* _Material for this task_:
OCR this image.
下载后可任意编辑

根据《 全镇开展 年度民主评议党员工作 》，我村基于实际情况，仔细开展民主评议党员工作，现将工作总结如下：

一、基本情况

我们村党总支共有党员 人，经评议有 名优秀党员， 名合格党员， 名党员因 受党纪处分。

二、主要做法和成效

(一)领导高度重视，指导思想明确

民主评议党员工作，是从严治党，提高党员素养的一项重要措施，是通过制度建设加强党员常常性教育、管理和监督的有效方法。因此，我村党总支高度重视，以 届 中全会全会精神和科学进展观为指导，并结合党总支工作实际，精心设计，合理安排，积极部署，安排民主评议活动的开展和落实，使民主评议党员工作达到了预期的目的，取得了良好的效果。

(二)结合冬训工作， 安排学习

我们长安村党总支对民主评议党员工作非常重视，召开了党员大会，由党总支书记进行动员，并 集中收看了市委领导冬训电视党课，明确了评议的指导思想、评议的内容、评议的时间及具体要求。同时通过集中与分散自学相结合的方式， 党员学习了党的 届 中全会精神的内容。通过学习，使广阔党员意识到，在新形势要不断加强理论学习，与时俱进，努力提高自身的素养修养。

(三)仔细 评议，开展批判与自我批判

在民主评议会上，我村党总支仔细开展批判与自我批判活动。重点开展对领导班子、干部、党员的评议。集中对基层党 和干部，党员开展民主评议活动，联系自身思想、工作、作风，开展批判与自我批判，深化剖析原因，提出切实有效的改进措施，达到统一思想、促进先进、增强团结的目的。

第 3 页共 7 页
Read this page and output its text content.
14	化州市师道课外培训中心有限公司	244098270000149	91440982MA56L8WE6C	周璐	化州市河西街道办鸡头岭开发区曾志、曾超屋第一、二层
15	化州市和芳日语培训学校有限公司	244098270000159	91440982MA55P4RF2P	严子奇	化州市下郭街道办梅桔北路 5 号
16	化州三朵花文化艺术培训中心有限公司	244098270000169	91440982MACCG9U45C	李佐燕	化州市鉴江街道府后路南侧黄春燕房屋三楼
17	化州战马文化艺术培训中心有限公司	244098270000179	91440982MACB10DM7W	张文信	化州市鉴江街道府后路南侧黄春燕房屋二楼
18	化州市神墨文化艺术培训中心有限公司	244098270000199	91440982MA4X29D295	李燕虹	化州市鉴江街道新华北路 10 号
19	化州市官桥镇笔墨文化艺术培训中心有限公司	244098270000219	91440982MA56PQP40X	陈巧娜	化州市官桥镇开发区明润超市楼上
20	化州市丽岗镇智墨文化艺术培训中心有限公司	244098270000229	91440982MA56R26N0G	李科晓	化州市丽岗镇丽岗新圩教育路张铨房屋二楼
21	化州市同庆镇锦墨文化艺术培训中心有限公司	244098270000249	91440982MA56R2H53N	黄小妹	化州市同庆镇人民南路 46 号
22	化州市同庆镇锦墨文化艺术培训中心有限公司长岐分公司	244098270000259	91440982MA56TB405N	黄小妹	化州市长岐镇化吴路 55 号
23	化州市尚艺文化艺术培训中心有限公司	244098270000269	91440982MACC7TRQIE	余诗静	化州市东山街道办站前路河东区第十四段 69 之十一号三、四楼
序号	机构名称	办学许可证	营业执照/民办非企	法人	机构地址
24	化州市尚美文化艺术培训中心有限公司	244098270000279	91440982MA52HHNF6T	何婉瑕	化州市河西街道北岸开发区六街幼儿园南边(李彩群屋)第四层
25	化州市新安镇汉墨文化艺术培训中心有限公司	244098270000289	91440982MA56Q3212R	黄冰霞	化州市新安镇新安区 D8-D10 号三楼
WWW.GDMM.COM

* _Problem details_:
Restate the data above exactly, keeping each word as it stands.

* _Complete response_:
OCR this image.
下载后可任意编辑

根据《 全镇开展 年度民主评议党员工作 》，我村基于实际情况，仔细开展民主评议党员工作，现将工作总结如下：

一、基本情况

我们村党总支共有党员 人，经评议有 名优秀党员， 名合格党员， 名党员因 受党纪处分。

二、主要做法和成效

(一)领导高度重视，指导思想明确

民主评议党员工作，是从严治党，提高党员素养的一项重要措施，是通过制度建设加强党员常常性教育、管理和监督的有效方法。因此，我村党总支高度重视，以 届 中全会全会精神和科学进展观为指导，并结合党总支工作实际，精心设计，合理安排，积极部署，安排民主评议活动的开展和落实，使民主评议党员工作达到了预期的目的，取得了良好的效果。

(二)结合冬训工作， 安排学习

我们长安村党总支对民主评议党员工作非常重视，召开了党员大会，由党总支书记进行动员，并 集中收看了市委领导冬训电视党课，明确了评议的指导思想、评议的内容、评议的时间及具体要求。同时通过集中与分散自学相结合的方式， 党员学习了党的 届 中全会精神的内容。通过学习，使广阔党员意识到，在新形势要不断加强理论学习，与时俱进，努力提高自身的素养修养。

(三)仔细 评议，开展批判与自我批判

在民主评议会上，我村党总支仔细开展批判与自我批判活动。重点开展对领导班子、干部、党员的评议。集中对基层党 和干部，党员开展民主评议活动，联系自身思想、工作、作风，开展批判与自我批判，深化剖析原因，提出切实有效的改进措施，达到统一思想、促进先进、增强团结的目的。

第 3 页共 7 页
Read this page and output its text content.
14	化州市师道课外培训中心有限公司	244098270000149	91440982MA56L8WE6C	周璐	化州市河西街道办鸡头岭开发区曾志、曾超屋第一、二层
15	化州市和芳日语培训学校有限公司	244098270000159	91440982MA55P4RF2P	严子奇	化州市下郭街道办梅桔北路 5 号
16	化州三朵花文化艺术培训中心有限公司	244098270000169	91440982MACCG9U45C	李佐燕	化州市鉴江街道府后路南侧黄春燕房屋三楼
17	化州战马文化艺术培训中心有限公司	244098270000179	91440982MACB10DM7W	张文信	化州市鉴江街道府后路南侧黄春燕房屋二楼
18	化州市神墨文化艺术培训中心有限公司	244098270000199	91440982MA4X29D295	李燕虹	化州市鉴江街道新华北路 10 号
19	化州市官桥镇笔墨文化艺术培训中心有限公司	244098270000219	91440982MA56PQP40X	陈巧娜	化州市官桥镇开发区明润超市楼上
20	化州市丽岗镇智墨文化艺术培训中心有限公司	244098270000229	91440982MA56R26N0G	李科晓	化州市丽岗镇丽岗新圩教育路张铨房屋二楼
21	化州市同庆镇锦墨文化艺术培训中心有限公司	244098270000249	91440982MA56R2H53N	黄小妹	化州市同庆镇人民南路 46 号
22	化州市同庆镇锦墨文化艺术培训中心有限公司长岐分公司	244098270000259	91440982MA56TB405N	黄小妹	化州市长岐镇化吴路 55 号
23	化州市尚艺文化艺术培训中心有限公司	244098270000269	91440982MACC7TRQIE	余诗静	化州市东山街道办站前路河东区第十四段 69 之十一号三、四楼
序号	机构名称	办学许可证	营业执照/民办非企	法人	机构地址
24	化州市尚美文化艺术培训中心有限公司	244098270000279	91440982MA52HHNF6T	何婉瑕	化州市河西街道北岸开发区六街幼儿园南边(李彩群屋)第四层
25	化州市新安镇汉墨文化艺术培训中心有限公司	244098270000289	91440982MA56Q3212R	黄冰霞	化州市新安镇新安区 D8-D10 号三楼
WWW.GDMM.COM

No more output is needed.